#### PAGE EXCERPT
□ □ □ □ □ □ □

President Barack Obama’s Election Night Speech:

I know that political campaigns can sometimes seem small, even silly. And that provides plenty of fodder for the cynics who tell us that politics is nothing more than a contest of egos or the domain of special interests. But if you ever get the chance to talk to folks who turned out at our rallies and crowded along a rope line in a high school gym or — or saw folks working late at a campaign office in some tiny county far away from home, you’ll discover something else.

(Photo by Chip Somodevilla, Getty Images)

You’ll hear the determination in the voice of a young field organizer who’s working his way through college and wants to make sure every child has that same opportunity. You’ll hear the pride in the voice of a volunteer who’s going door to door because her brother was finally hired when the local auto plant added another shift.

You’ll hear the deep patriotism in the voice of a military spouse who’s working the phones late at night to make sure that no one who fights for this country ever has to fight for a job or a roof over their head when they come home.

□ □ □ □ □ □ □

#### LISTED ENTRIES
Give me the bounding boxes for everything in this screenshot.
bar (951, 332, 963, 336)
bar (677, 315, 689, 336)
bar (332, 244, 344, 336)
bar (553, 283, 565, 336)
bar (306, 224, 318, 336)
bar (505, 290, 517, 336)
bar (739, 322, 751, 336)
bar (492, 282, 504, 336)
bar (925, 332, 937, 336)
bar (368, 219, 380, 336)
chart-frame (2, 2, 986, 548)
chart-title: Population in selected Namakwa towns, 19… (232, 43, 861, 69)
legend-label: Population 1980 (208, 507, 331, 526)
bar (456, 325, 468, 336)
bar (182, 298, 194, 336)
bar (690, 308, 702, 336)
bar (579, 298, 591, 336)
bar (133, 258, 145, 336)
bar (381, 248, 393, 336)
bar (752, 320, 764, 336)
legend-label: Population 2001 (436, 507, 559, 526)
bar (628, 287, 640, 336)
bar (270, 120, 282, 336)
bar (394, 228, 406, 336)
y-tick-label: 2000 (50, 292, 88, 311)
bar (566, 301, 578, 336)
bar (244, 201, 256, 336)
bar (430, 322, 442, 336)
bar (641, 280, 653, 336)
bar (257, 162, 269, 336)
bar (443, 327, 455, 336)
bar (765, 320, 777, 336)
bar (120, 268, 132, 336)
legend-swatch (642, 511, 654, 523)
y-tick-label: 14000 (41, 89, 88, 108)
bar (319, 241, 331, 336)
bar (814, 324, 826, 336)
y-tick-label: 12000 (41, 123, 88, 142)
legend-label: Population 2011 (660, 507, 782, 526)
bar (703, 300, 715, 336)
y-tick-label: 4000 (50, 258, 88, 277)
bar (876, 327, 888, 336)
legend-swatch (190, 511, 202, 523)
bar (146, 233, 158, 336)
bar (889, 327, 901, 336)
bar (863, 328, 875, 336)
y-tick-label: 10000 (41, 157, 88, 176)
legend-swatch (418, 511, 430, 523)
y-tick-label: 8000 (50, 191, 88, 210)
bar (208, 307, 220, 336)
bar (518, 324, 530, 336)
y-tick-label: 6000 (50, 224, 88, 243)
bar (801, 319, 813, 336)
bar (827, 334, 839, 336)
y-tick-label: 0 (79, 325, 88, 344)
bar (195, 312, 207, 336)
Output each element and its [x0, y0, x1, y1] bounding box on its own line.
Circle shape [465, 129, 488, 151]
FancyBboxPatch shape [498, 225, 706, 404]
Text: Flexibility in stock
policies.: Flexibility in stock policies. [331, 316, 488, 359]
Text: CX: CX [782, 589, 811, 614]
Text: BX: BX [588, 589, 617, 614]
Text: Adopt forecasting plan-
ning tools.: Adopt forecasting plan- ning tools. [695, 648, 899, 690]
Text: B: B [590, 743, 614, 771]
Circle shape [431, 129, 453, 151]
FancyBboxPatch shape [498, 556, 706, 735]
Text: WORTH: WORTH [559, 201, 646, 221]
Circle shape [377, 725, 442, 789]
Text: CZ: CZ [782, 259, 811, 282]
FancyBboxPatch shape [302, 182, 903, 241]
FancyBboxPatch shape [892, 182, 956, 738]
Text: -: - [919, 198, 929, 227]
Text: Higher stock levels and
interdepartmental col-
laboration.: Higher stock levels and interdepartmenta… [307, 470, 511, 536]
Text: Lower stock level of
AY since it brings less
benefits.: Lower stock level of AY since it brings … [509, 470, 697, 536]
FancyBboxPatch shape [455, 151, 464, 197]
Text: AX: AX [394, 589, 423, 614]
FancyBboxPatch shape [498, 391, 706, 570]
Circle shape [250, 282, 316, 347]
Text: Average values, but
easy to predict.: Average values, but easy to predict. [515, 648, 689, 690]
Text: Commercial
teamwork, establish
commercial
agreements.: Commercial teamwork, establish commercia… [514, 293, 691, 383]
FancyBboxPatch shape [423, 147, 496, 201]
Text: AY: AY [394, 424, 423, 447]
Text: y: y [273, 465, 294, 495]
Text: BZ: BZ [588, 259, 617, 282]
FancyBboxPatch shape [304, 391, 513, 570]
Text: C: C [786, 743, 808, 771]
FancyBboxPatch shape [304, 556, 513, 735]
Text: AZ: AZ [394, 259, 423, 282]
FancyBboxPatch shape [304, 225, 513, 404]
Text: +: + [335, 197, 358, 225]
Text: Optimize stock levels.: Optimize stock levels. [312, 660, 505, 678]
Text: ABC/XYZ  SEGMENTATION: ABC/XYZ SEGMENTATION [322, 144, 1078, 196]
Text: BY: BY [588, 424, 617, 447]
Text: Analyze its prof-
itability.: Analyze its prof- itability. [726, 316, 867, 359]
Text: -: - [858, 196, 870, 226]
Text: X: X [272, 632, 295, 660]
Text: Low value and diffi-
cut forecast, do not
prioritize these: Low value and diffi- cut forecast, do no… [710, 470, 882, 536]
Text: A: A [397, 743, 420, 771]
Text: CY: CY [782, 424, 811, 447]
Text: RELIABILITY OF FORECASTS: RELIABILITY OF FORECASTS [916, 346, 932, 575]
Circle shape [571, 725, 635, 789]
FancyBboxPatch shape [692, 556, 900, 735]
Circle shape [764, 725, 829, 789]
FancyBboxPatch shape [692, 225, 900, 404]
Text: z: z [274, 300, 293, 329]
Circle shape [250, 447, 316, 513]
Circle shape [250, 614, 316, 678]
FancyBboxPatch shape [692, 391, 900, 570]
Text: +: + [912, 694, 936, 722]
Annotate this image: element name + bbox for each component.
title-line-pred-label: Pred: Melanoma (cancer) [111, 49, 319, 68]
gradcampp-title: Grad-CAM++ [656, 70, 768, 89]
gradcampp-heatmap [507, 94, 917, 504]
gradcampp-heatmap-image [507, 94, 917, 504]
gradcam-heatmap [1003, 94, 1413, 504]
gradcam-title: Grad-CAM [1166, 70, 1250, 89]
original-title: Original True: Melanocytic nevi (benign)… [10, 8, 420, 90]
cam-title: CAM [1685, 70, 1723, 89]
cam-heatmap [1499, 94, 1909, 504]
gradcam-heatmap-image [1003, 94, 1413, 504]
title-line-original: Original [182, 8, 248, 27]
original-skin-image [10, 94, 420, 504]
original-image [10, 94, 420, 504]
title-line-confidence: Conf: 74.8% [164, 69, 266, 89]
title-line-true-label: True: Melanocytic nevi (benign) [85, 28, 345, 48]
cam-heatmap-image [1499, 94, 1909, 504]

□ □ □ □ □ □ □

#### QUESTIONS ON THE MATERIAL
**1)** In the election night speech excerpt, list each person whose voice the text says "you'll hear," with the quality heard in that voice.
**2)** Continue the election night speech, starting after its last sentence.
The records are separate material and are not part of the speech.

#### EXPECTED OUTPUTS
**1)**
- Young field organizer: determination
- Volunteer: pride
- Military spouse: deep patriotism

**2)**
That’s why we do this. That’s what politics can be. That’s why elections matter. It’s not small, it’s big. It’s important. Democracy in a nation of 300 million can be noisy and messy and complicated. We have our own opinions. Each of us has deeply held beliefs. And when we go through tough times, when we make big decisions as a country, it necessarily stirs passions, stirs up controversy. That won’t change after tonight. And it shouldn’t. These arguments we have are a mark of our liberty, and we can never forget that as we speak, people in distant nations are risking their lives right now just for a chance to argue about the issues that matter — the chance to cast their ballots like we did today.

… The role of citizens in our democracy does not end with your vote. America’s never been about what can be done for us; it’s about what can be done by us together, through the hard and frustrating but necessary work of self- government. That’s the principle we were founded on.

This country has more wealth than any nation, but that’s not what makes us rich. We have the most powerful military in history, but that’s not what makes us strong. Our universities, our culture are all the envy of the world, but that’s not what keeps the world coming to our shores. What makes America exceptional are the bonds that hold together the most diverse nation on Earth, the belief that our destiny is shared — that this country only works when we accept certain obligations to one another and to future generations, so that the freedom which so many Americans have fought for and died for come with responsibilities as well as rights, and among those are love and charity and duty and patriotism. That’s what makes America great.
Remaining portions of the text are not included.